> **Exercise details**: Find every line below that contains the word "Common" and copy it out.
------
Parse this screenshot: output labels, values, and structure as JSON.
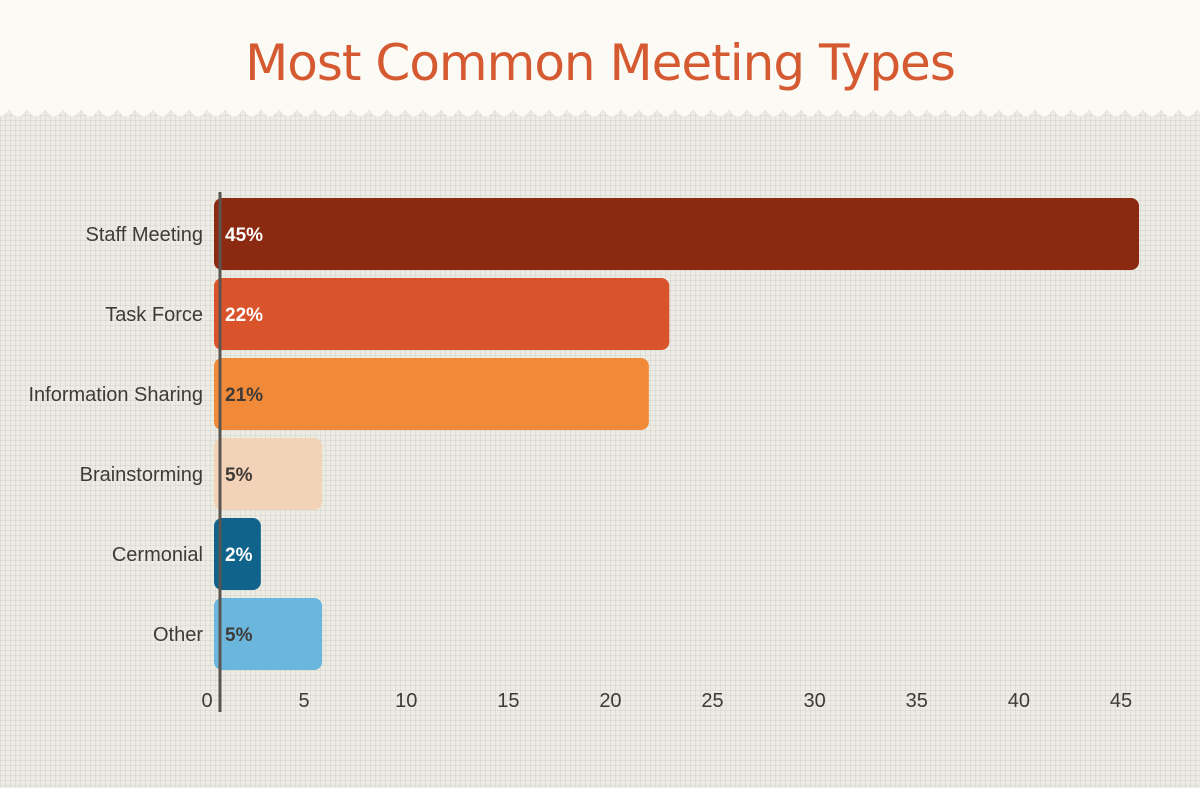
{
  "title": "Most Common Meeting Types",
  "chart_data": {
    "type": "bar",
    "orientation": "horizontal",
    "title": "Most Common Meeting Types",
    "categories": [
      "Staff Meeting",
      "Task Force",
      "Information Sharing",
      "Brainstorming",
      "Cermonial",
      "Other"
    ],
    "values": [
      45,
      22,
      21,
      5,
      2,
      5
    ],
    "data_labels": [
      "45%",
      "22%",
      "21%",
      "5%",
      "2%",
      "5%"
    ],
    "colors": [
      "#8b2a10",
      "#d9532b",
      "#f08a38",
      "#f2d3b8",
      "#10648c",
      "#6bb6dd"
    ],
    "label_colors": [
      "#ffffff",
      "#ffffff",
      "#3f3a36",
      "#3f3a36",
      "#ffffff",
      "#3f3a36"
    ],
    "xlim": [
      0,
      45
    ],
    "xticks": [
      0,
      5,
      10,
      15,
      20,
      25,
      30,
      35,
      40,
      45
    ],
    "xlabel": "",
    "ylabel": "",
    "grid": true,
    "legend": "none"
  }
}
------
> **Task result**:
  "title": "Most Common Meeting Types",
    "title": "Most Common Meeting Types",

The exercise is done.